### Work to do
Seek out every line containing the word "source", and copy each.

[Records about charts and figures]
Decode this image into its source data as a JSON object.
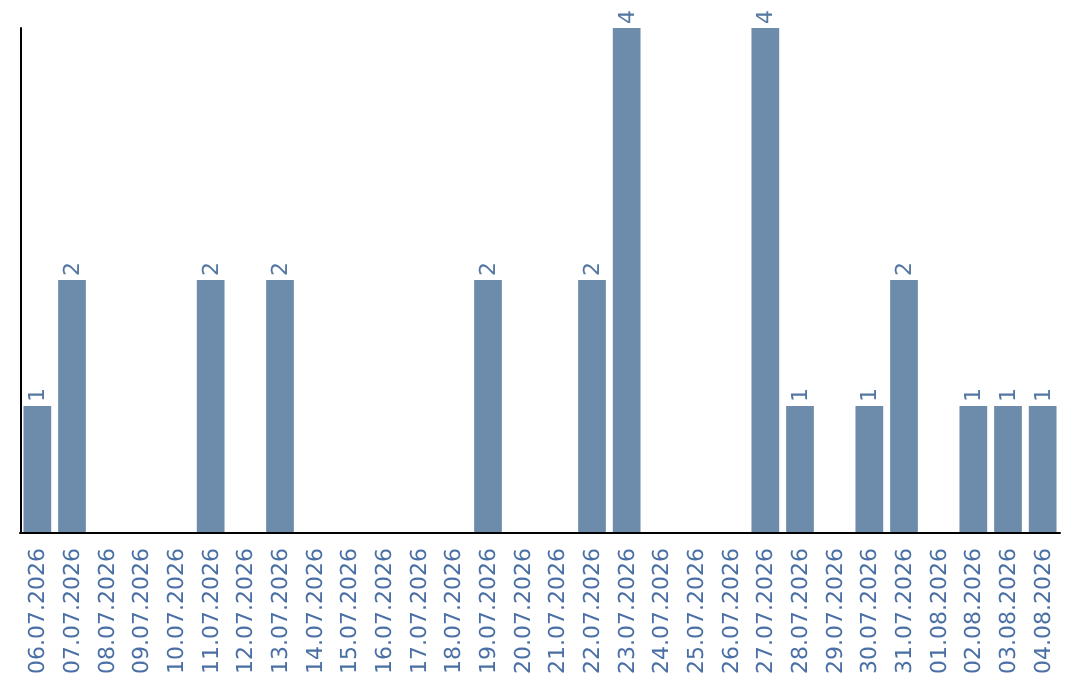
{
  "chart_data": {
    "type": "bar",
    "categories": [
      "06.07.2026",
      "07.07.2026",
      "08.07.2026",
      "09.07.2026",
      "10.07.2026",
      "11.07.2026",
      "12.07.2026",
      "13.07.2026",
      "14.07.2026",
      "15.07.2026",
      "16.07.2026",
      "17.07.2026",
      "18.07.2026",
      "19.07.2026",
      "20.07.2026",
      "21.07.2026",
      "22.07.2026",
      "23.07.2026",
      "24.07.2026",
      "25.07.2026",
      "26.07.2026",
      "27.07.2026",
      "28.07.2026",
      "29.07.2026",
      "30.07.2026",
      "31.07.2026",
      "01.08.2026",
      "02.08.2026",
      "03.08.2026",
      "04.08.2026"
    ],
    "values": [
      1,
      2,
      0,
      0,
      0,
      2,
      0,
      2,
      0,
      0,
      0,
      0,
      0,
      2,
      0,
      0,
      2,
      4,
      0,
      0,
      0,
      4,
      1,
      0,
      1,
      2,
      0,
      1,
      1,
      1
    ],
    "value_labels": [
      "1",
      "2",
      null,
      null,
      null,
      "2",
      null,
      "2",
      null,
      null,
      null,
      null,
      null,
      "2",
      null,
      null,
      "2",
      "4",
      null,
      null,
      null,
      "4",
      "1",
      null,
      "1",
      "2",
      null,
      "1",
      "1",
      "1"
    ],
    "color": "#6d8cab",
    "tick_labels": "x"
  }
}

* * *

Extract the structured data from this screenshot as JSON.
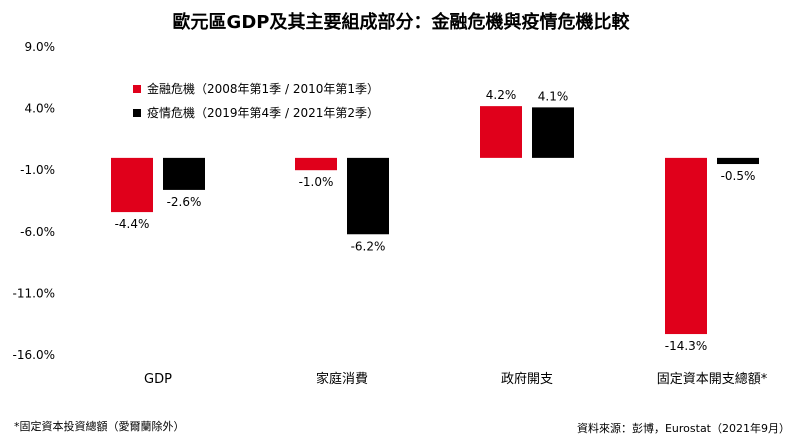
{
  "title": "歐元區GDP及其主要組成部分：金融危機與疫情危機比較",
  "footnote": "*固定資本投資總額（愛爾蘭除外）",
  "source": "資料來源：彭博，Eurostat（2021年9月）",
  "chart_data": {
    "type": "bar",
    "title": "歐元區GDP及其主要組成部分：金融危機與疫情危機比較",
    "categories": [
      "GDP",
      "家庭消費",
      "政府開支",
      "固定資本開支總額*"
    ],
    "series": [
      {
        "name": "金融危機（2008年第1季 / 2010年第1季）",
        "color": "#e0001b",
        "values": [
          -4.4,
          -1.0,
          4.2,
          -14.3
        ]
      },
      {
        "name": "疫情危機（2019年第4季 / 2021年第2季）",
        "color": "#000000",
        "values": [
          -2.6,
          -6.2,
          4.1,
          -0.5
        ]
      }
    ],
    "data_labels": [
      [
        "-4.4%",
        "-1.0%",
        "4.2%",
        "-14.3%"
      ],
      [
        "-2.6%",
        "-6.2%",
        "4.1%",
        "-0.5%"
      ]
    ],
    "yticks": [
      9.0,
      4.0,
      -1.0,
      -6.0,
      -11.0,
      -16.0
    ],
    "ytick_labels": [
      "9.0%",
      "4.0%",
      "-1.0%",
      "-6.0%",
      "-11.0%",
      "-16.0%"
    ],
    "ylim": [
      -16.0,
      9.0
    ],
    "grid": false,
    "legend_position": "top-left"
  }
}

### Task result
Decode this image into its source data as a JSON object.
  "source": "資料來源：彭博，Eurostat（2021年9月）",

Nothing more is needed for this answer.